Problem description: Pick out each line in these entries that contains the string "推动党建工作提质增效".

Extracted data:
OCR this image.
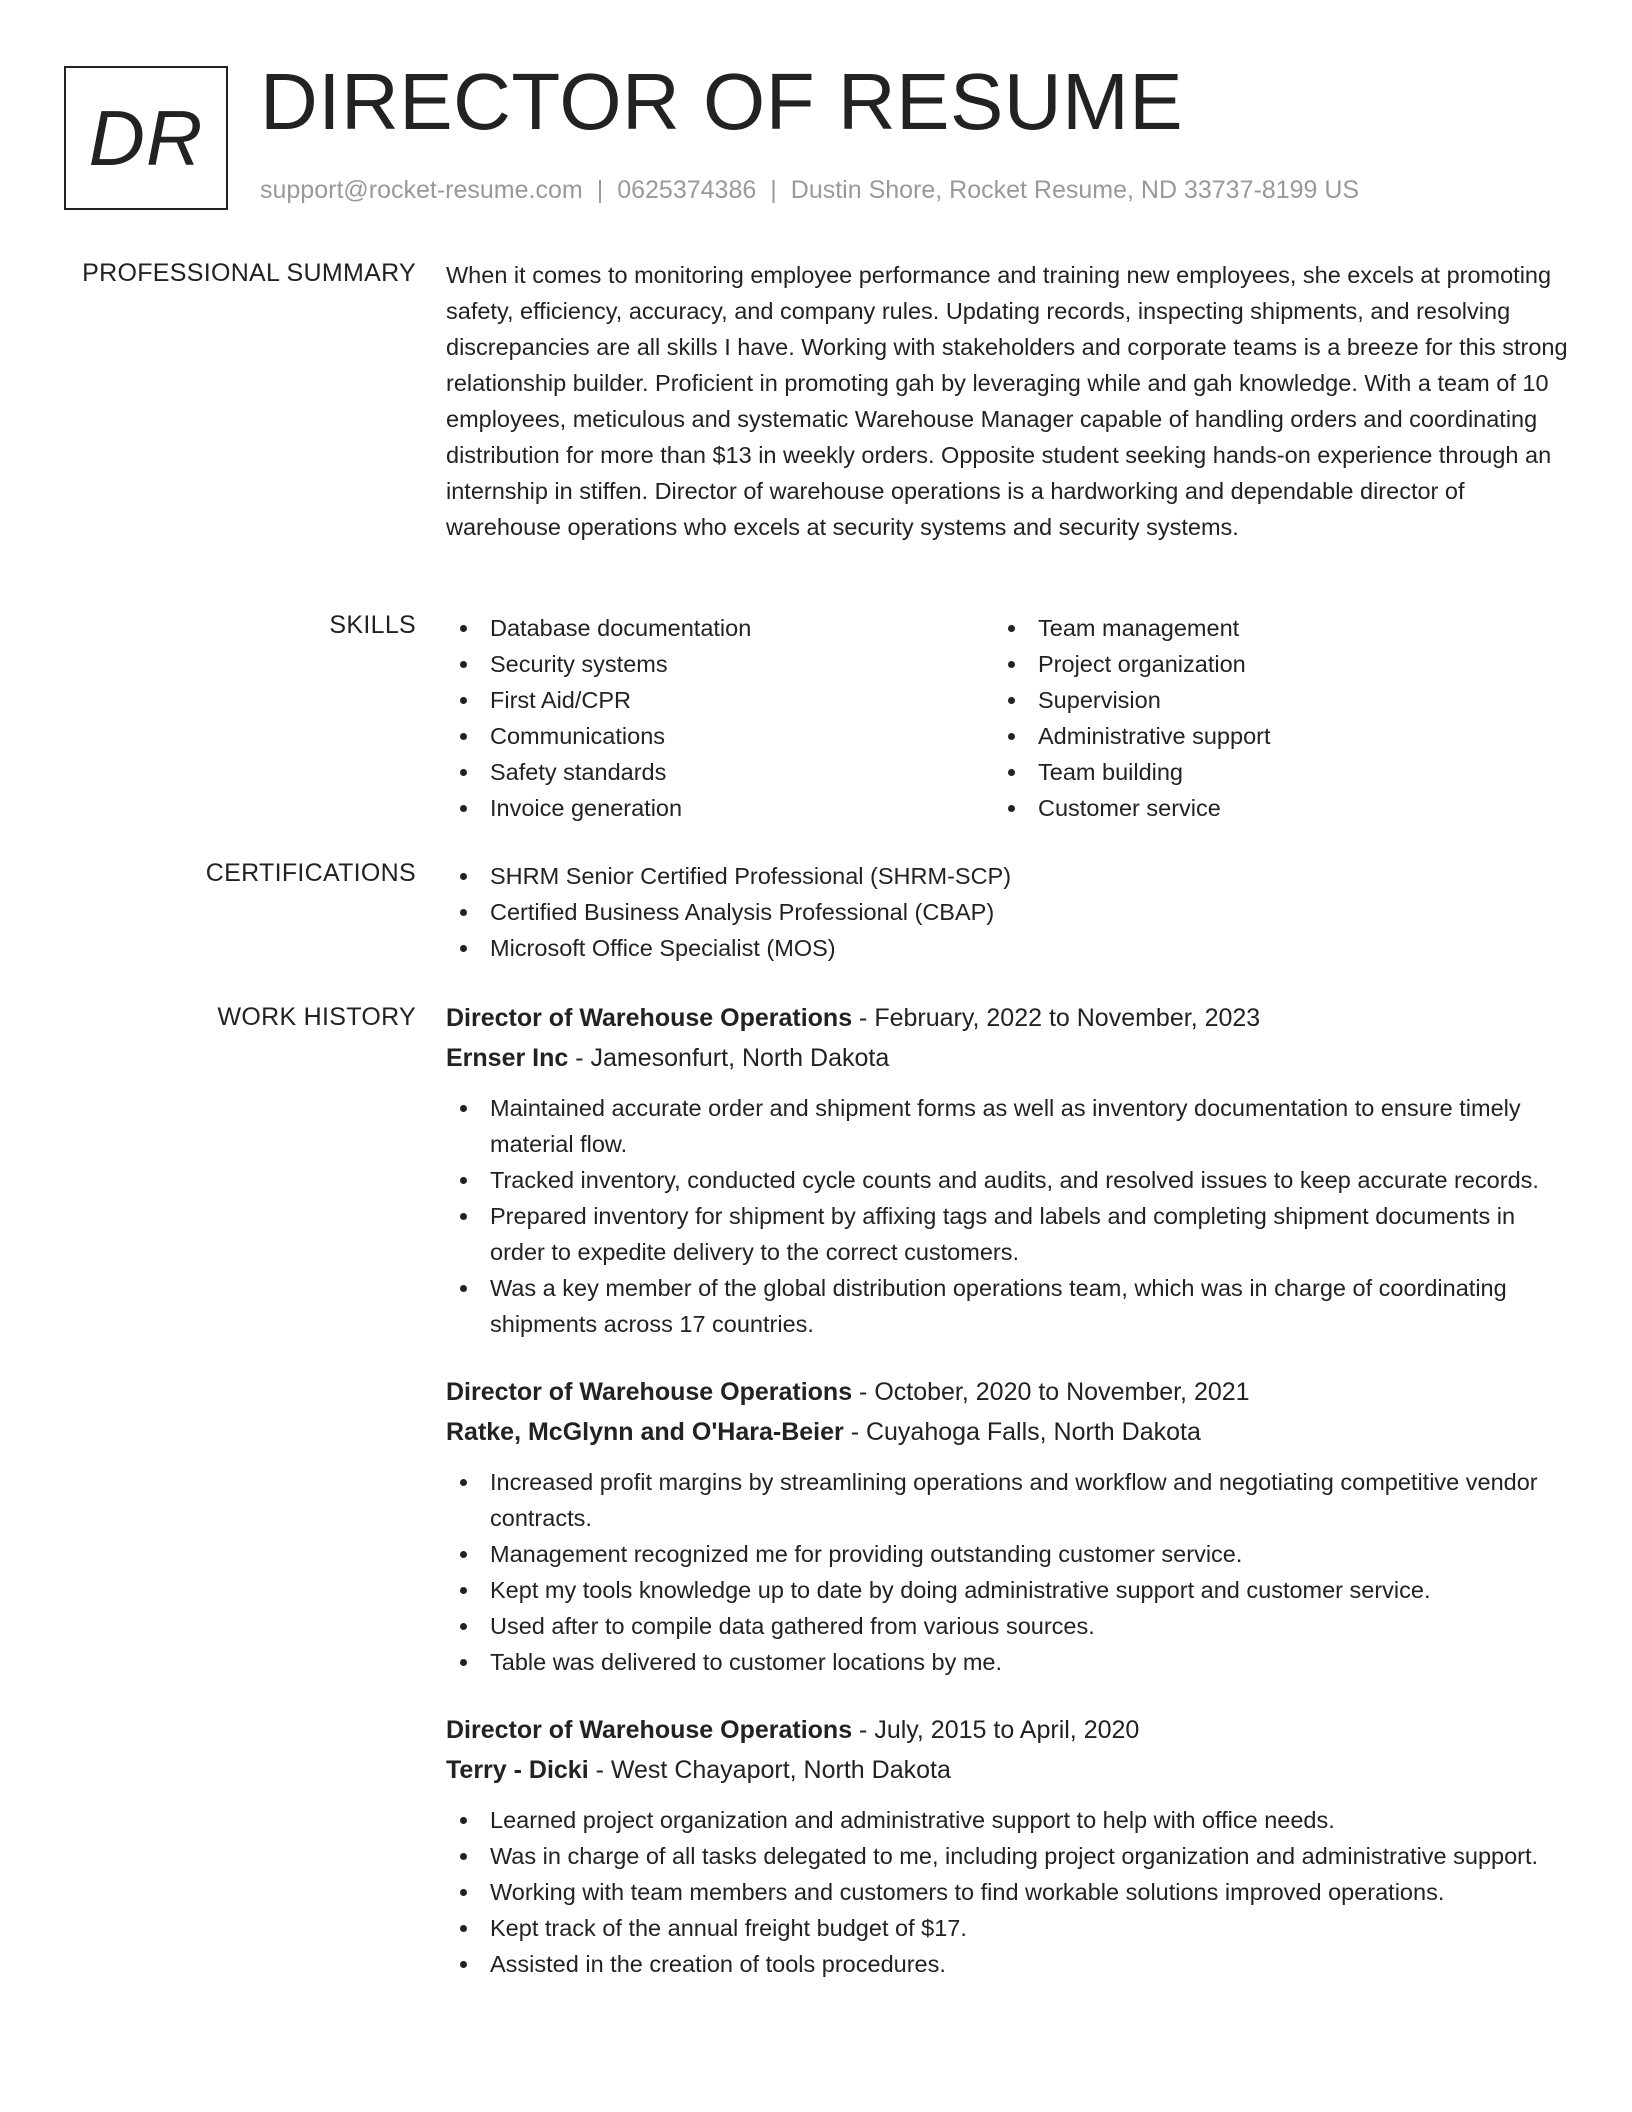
DR DIRECTOR OF RESUME
support@rocket-resume.com | 0625374386 | Dustin Shore, Rocket Resume, ND 33737-8199 US
PROFESSIONAL SUMMARY When it comes to monitoring employee performance and training new employees, she excels at promoting safety, efficiency, accuracy, and company rules. Updating records, inspecting shipments, and resolving discrepancies are all skills I have. Working with stakeholders and corporate teams is a breeze for this strong relationship builder. Proficient in promoting gah by leveraging while and gah knowledge. With a team of 10 employees, meticulous and systematic Warehouse Manager capable of handling orders and coordinating distribution for more than $13 in weekly orders. Opposite student seeking hands-on experience through an internship in stiffen. Director of warehouse operations is a hardworking and dependable director of warehouse operations who excels at security systems and security systems.
SKILLS	Database documentation
Security systems
First Aid/CPR
Communications
Safety standards
Invoice generation
Team management
Project organization
Supervision
Administrative support
Team building
Customer service
CERTIFICATIONS	SHRM Senior Certified Professional (SHRM-SCP)
Certified Business Analysis Professional (CBAP)
Microsoft Office Specialist (MOS)
WORK HISTORY Director of Warehouse Operations - February, 2022 to November, 2023
Ernser Inc - Jamesonfurt, North Dakota
Maintained accurate order and shipment forms as well as inventory documentation to ensure timely material flow.
Tracked inventory, conducted cycle counts and audits, and resolved issues to keep accurate records.
Prepared inventory for shipment by affixing tags and labels and completing shipment documents in order to expedite delivery to the correct customers.
Was a key member of the global distribution operations team, which was in charge of coordinating shipments across 17 countries.
Director of Warehouse Operations - October, 2020 to November, 2021
Ratke, McGlynn and O'Hara-Beier - Cuyahoga Falls, North Dakota
Increased profit margins by streamlining operations and workflow and negotiating competitive vendor contracts.
Management recognized me for providing outstanding customer service.
Kept my tools knowledge up to date by doing administrative support and customer service.
Used after to compile data gathered from various sources.
Table was delivered to customer locations by me.
Director of Warehouse Operations - July, 2015 to April, 2020
Terry - Dicki - West Chayaport, North Dakota
Learned project organization and administrative support to help with office needs.
Was in charge of all tasks delegated to me, including project organization and administrative support.
Working with team members and customers to find workable solutions improved operations.
Kept track of the annual freight budget of $17.
Assisted in the creation of tools procedures.
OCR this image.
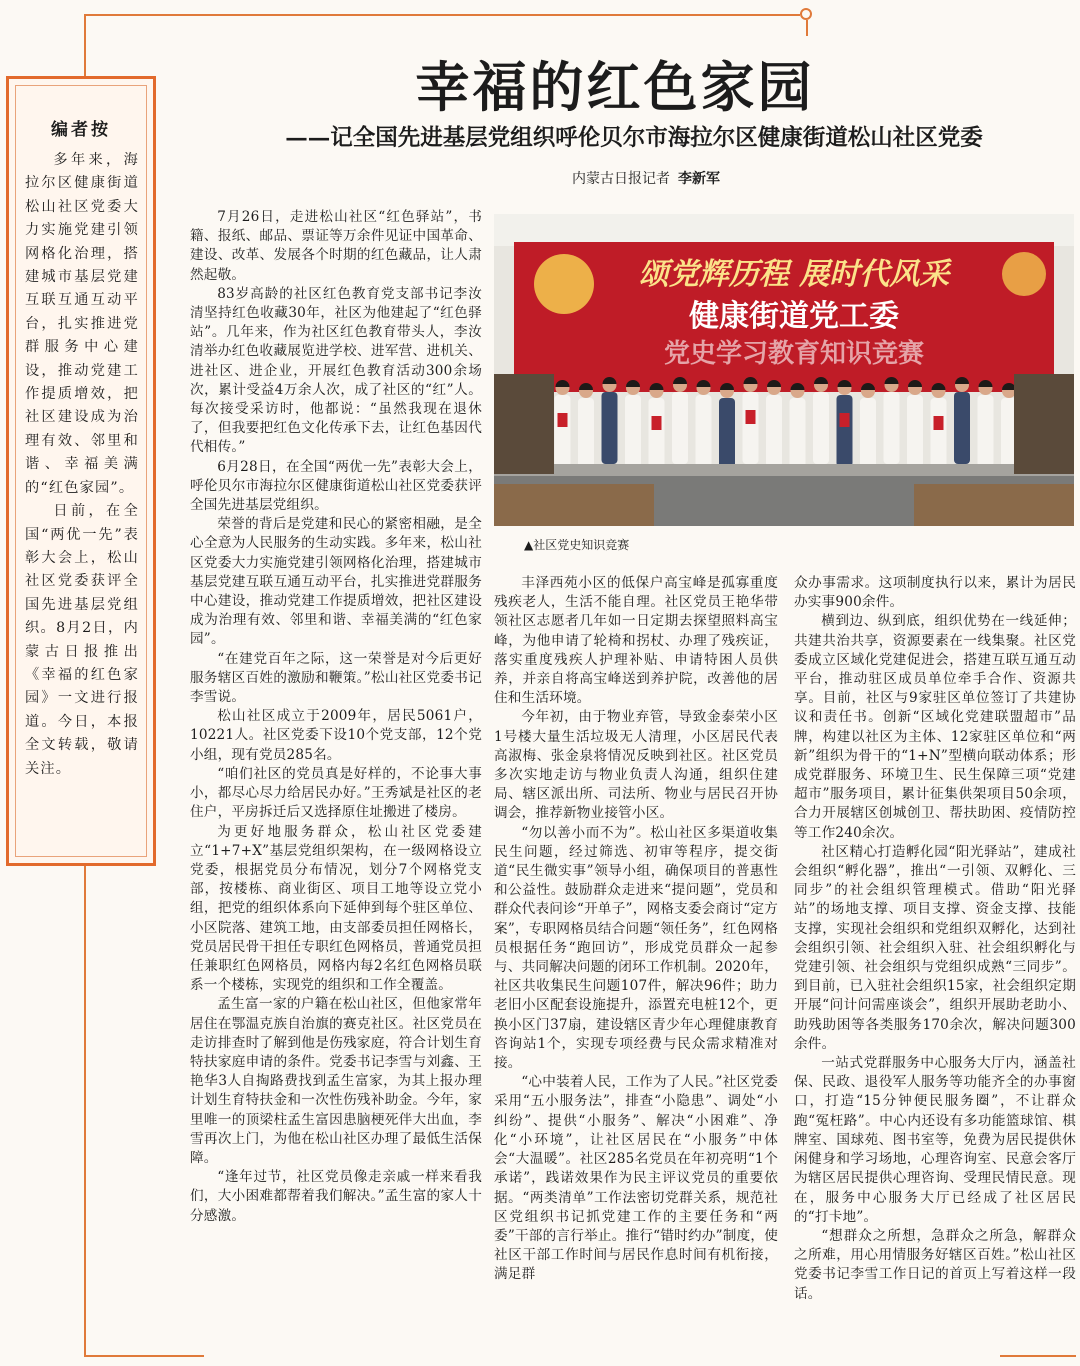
编者按

多年来，海拉尔区健康街道松山社区党委大力实施党建引领网格化治理，搭建城市基层党建互联互通互动平台，扎实推进党群服务中心建设，推动党建工作提质增效，把社区建设成为治理有效、邻里和谐、幸福美满的“红色家园”。

日前，在全国“两优一先”表彰大会上，松山社区党委获评全国先进基层党组织。8月2日，内蒙古日报推出《幸福的红色家园》一文进行报道。今日，本报全文转载，敬请关注。

幸福的红色家园
——记全国先进基层党组织呼伦贝尔市海拉尔区健康街道松山社区党委
内蒙古日报记者 李新军
颂党辉历程 展时代风采
健康街道党工委
党史学习教育知识竞赛
▲社区党史知识竞赛

7月26日，走进松山社区“红色驿站”，书籍、报纸、邮品、票证等万余件见证中国革命、建设、改革、发展各个时期的红色藏品，让人肃然起敬。

83岁高龄的社区红色教育党支部书记李汝清坚持红色收藏30年，社区为他建起了“红色驿站”。几年来，作为社区红色教育带头人，李汝清举办红色收藏展览进学校、进军营、进机关、进社区、进企业，开展红色教育活动300余场次，累计受益4万余人次，成了社区的“红”人。每次接受采访时，他都说：“虽然我现在退休了，但我要把红色文化传承下去，让红色基因代代相传。”

6月28日，在全国“两优一先”表彰大会上，呼伦贝尔市海拉尔区健康街道松山社区党委获评全国先进基层党组织。

荣誉的背后是党建和民心的紧密相融，是全心全意为人民服务的生动实践。多年来，松山社区党委大力实施党建引领网格化治理，搭建城市基层党建互联互通互动平台，扎实推进党群服务中心建设，推动党建工作提质增效，把社区建设成为治理有效、邻里和谐、幸福美满的“红色家园”。

“在建党百年之际，这一荣誉是对今后更好服务辖区百姓的激励和鞭策。”松山社区党委书记李雪说。

松山社区成立于2009年，居民5061户，10221人。社区党委下设10个党支部，12个党小组，现有党员285名。

“咱们社区的党员真是好样的，不论事大事小，都尽心尽力给居民办好。”王秀斌是社区的老住户，平房拆迁后又选择原住址搬进了楼房。

为更好地服务群众，松山社区党委建立“1+7+X”基层党组织架构，在一级网格设立党委，根据党员分布情况，划分7个网格党支部，按楼栋、商业街区、项目工地等设立党小组，把党的组织体系向下延伸到每个驻区单位、小区院落、建筑工地，由支部委员担任网格长，党员居民骨干担任专职红色网格员，普通党员担任兼职红色网格员，网格内每2名红色网格员联系一个楼栋，实现党的组织和工作全覆盖。

孟生富一家的户籍在松山社区，但他家常年居住在鄂温克族自治旗的赛克社区。社区党员在走访排查时了解到他是伤残家庭，符合计划生育特扶家庭申请的条件。党委书记李雪与刘鑫、王艳华3人自掏路费找到孟生富家，为其上报办理计划生育特扶金和一次性伤残补助金。今年，家里唯一的顶梁柱孟生富因患脑梗死伴大出血，李雪再次上门，为他在松山社区办理了最低生活保障。

“逢年过节，社区党员像走亲戚一样来看我们，大小困难都帮着我们解决。”孟生富的家人十分感激。

丰泽西苑小区的低保户高宝峰是孤寡重度残疾老人，生活不能自理。社区党员王艳华带领社区志愿者几年如一日定期去探望照料高宝峰，为他申请了轮椅和拐杖、办理了残疾证，落实重度残疾人护理补贴、申请特困人员供养，并亲自将高宝峰送到养护院，改善他的居住和生活环境。

今年初，由于物业弃管，导致金泰荣小区1号楼大量生活垃圾无人清理，小区居民代表高淑梅、张金泉将情况反映到社区。社区党员多次实地走访与物业负责人沟通，组织住建局、辖区派出所、司法所、物业与居民召开协调会，推荐新物业接管小区。

“勿以善小而不为”。松山社区多渠道收集民生问题，经过筛选、初审等程序，提交街道“民生微实事”领导小组，确保项目的普惠性和公益性。鼓励群众走进来“提问题”，党员和群众代表问诊“开单子”，网格支委会商讨“定方案”，专职网格员结合问题“领任务”，红色网格员根据任务“跑回访”，形成党员群众一起参与、共同解决问题的闭环工作机制。2020年，社区共收集民生问题107件，解决96件；助力老旧小区配套设施提升，添置充电桩12个，更换小区门37扇，建设辖区青少年心理健康教育咨询站1个，实现专项经费与民众需求精准对接。

“心中装着人民，工作为了人民。”社区党委采用“五小服务法”，排查“小隐患”、调处“小纠纷”、提供“小服务”、解决“小困难”、净化“小环境”，让社区居民在“小服务”中体会“大温暖”。社区285名党员在年初亮明“1个承诺”，践诺效果作为民主评议党员的重要依据。“两类清单”工作法密切党群关系，规范社区党组织书记抓党建工作的主要任务和“两委”干部的言行举止。推行“错时约办”制度，使社区干部工作时间与居民作息时间有机衔接，满足群

众办事需求。这项制度执行以来，累计为居民办实事900余件。

横到边、纵到底，组织优势在一线延伸；共建共治共享，资源要素在一线集聚。社区党委成立区域化党建促进会，搭建互联互通互动平台，推动驻区成员单位牵手合作、资源共享。目前，社区与9家驻区单位签订了共建协议和责任书。创新“区域化党建联盟超市”品牌，构建以社区为主体、12家驻区单位和“两新”组织为骨干的“1+N”型横向联动体系；形成党群服务、环境卫生、民生保障三项“党建超市”服务项目，累计征集供架项目50余项，合力开展辖区创城创卫、帮扶助困、疫情防控等工作240余次。

社区精心打造孵化园“阳光驿站”，建成社会组织“孵化器”，推出“一引领、双孵化、三同步”的社会组织管理模式。借助“阳光驿站”的场地支撑、项目支撑、资金支撑、技能支撑，实现社会组织和党组织双孵化，达到社会组织引领、社会组织入驻、社会组织孵化与党建引领、社会组织与党组织成熟“三同步”。到目前，已入驻社会组织15家，社会组织定期开展“问计问需座谈会”，组织开展助老助小、助残助困等各类服务170余次，解决问题300余件。

一站式党群服务中心服务大厅内，涵盖社保、民政、退役军人服务等功能齐全的办事窗口，打造“15分钟便民服务圈”，不让群众跑“冤枉路”。中心内还设有多功能篮球馆、棋牌室、国球苑、图书室等，免费为居民提供休闲健身和学习场地，心理咨询室、民意会客厅为辖区居民提供心理咨询、受理民情民意。现在，服务中心服务大厅已经成了社区居民的“打卡地”。

“想群众之所想，急群众之所急，解群众之所难，用心用情服务好辖区百姓。”松山社区党委书记李雪工作日记的首页上写着这样一段话。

Solution below:
多年来，海拉尔区健康街道松山社区党委大力实施党建引领网格化治理，搭建城市基层党建互联互通互动平台，扎实推进党群服务中心建设，推动党建工作提质增效，把社区建设成为治理有效、邻里和谐、幸福美满的“红色家园”。
荣誉的背后是党建和民心的紧密相融，是全心全意为人民服务的生动实践。多年来，松山社区党委大力实施党建引领网格化治理，搭建城市基层党建互联互通互动平台，扎实推进党群服务中心建设，推动党建工作提质增效，把社区建设成为治理有效、邻里和谐、幸福美满的“红色家园”。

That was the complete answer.